(Entries taken from a collection)
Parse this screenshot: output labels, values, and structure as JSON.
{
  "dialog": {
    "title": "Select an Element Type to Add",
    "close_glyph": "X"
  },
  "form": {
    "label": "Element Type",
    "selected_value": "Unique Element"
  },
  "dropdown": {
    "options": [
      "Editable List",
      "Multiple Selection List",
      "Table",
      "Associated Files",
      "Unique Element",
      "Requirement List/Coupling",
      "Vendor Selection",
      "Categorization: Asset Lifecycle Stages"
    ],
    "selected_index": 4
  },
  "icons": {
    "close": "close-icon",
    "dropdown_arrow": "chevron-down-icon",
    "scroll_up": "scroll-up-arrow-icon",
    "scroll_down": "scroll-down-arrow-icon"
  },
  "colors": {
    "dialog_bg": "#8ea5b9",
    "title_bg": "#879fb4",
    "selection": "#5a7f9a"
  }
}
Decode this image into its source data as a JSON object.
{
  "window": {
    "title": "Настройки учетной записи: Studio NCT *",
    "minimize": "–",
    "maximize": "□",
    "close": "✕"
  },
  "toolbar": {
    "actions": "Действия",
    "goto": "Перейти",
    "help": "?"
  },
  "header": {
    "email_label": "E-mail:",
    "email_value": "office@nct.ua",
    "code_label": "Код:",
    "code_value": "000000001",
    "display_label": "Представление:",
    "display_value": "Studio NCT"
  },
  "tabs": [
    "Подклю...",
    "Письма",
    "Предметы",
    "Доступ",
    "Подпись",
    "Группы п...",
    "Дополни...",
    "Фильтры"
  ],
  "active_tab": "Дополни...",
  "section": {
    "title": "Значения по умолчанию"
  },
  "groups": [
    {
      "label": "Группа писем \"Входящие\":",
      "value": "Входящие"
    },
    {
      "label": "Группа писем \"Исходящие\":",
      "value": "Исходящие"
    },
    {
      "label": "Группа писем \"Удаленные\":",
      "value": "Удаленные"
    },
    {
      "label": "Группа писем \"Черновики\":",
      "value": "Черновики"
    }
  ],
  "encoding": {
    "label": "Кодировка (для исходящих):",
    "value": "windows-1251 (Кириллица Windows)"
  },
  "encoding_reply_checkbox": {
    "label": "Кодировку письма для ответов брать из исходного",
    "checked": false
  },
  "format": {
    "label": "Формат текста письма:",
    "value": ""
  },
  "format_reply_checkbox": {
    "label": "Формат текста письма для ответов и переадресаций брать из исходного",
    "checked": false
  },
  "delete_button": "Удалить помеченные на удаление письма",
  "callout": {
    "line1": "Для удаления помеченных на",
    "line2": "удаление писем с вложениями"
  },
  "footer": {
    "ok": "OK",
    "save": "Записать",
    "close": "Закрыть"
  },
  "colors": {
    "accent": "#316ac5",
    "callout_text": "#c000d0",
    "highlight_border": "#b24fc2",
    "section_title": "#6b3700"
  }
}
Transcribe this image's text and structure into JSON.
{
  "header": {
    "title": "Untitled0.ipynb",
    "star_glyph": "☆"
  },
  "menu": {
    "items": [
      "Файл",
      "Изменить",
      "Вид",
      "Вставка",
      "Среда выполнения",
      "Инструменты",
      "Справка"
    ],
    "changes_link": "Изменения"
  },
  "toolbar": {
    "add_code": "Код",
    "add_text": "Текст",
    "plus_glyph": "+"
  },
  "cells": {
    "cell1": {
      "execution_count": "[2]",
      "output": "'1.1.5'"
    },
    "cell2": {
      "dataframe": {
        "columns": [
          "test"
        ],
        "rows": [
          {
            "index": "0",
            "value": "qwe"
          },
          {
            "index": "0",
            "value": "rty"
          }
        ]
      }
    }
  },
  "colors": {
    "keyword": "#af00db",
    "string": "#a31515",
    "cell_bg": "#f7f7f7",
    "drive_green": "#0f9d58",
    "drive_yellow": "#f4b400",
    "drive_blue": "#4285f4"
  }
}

**The exercise**
Recopy the entries above in their entirety, exactly.

**Full solution**
Parse this screenshot: output labels, values, and structure as JSON.
{
  "dialog": {
    "title": "Select an Element Type to Add",
    "close_glyph": "X"
  },
  "form": {
    "label": "Element Type",
    "selected_value": "Unique Element"
  },
  "dropdown": {
    "options": [
      "Editable List",
      "Multiple Selection List",
      "Table",
      "Associated Files",
      "Unique Element",
      "Requirement List/Coupling",
      "Vendor Selection",
      "Categorization: Asset Lifecycle Stages"
    ],
    "selected_index": 4
  },
  "icons": {
    "close": "close-icon",
    "dropdown_arrow": "chevron-down-icon",
    "scroll_up": "scroll-up-arrow-icon",
    "scroll_down": "scroll-down-arrow-icon"
  },
  "colors": {
    "dialog_bg": "#8ea5b9",
    "title_bg": "#879fb4",
    "selection": "#5a7f9a"
  }
}
Decode this image into its source data as a JSON object.
{
  "window": {
    "title": "Настройки учетной записи: Studio NCT *",
    "minimize": "–",
    "maximize": "□",
    "close": "✕"
  },
  "toolbar": {
    "actions": "Действия",
    "goto": "Перейти",
    "help": "?"
  },
  "header": {
    "email_label": "E-mail:",
    "email_value": "office@nct.ua",
    "code_label": "Код:",
    "code_value": "000000001",
    "display_label": "Представление:",
    "display_value": "Studio NCT"
  },
  "tabs": [
    "Подклю...",
    "Письма",
    "Предметы",
    "Доступ",
    "Подпись",
    "Группы п...",
    "Дополни...",
    "Фильтры"
  ],
  "active_tab": "Дополни...",
  "section": {
    "title": "Значения по умолчанию"
  },
  "groups": [
    {
      "label": "Группа писем \"Входящие\":",
      "value": "Входящие"
    },
    {
      "label": "Группа писем \"Исходящие\":",
      "value": "Исходящие"
    },
    {
      "label": "Группа писем \"Удаленные\":",
      "value": "Удаленные"
    },
    {
      "label": "Группа писем \"Черновики\":",
      "value": "Черновики"
    }
  ],
  "encoding": {
    "label": "Кодировка (для исходящих):",
    "value": "windows-1251 (Кириллица Windows)"
  },
  "encoding_reply_checkbox": {
    "label": "Кодировку письма для ответов брать из исходного",
    "checked": false
  },
  "format": {
    "label": "Формат текста письма:",
    "value": ""
  },
  "format_reply_checkbox": {
    "label": "Формат текста письма для ответов и переадресаций брать из исходного",
    "checked": false
  },
  "delete_button": "Удалить помеченные на удаление письма",
  "callout": {
    "line1": "Для удаления помеченных на",
    "line2": "удаление писем с вложениями"
  },
  "footer": {
    "ok": "OK",
    "save": "Записать",
    "close": "Закрыть"
  },
  "colors": {
    "accent": "#316ac5",
    "callout_text": "#c000d0",
    "highlight_border": "#b24fc2",
    "section_title": "#6b3700"
  }
}
Transcribe this image's text and structure into JSON.
{
  "header": {
    "title": "Untitled0.ipynb",
    "star_glyph": "☆"
  },
  "menu": {
    "items": [
      "Файл",
      "Изменить",
      "Вид",
      "Вставка",
      "Среда выполнения",
      "Инструменты",
      "Справка"
    ],
    "changes_link": "Изменения"
  },
  "toolbar": {
    "add_code": "Код",
    "add_text": "Текст",
    "plus_glyph": "+"
  },
  "cells": {
    "cell1": {
      "execution_count": "[2]",
      "output": "'1.1.5'"
    },
    "cell2": {
      "dataframe": {
        "columns": [
          "test"
        ],
        "rows": [
          {
            "index": "0",
            "value": "qwe"
          },
          {
            "index": "0",
            "value": "rty"
          }
        ]
      }
    }
  },
  "colors": {
    "keyword": "#af00db",
    "string": "#a31515",
    "cell_bg": "#f7f7f7",
    "drive_green": "#0f9d58",
    "drive_yellow": "#f4b400",
    "drive_blue": "#4285f4"
  }
}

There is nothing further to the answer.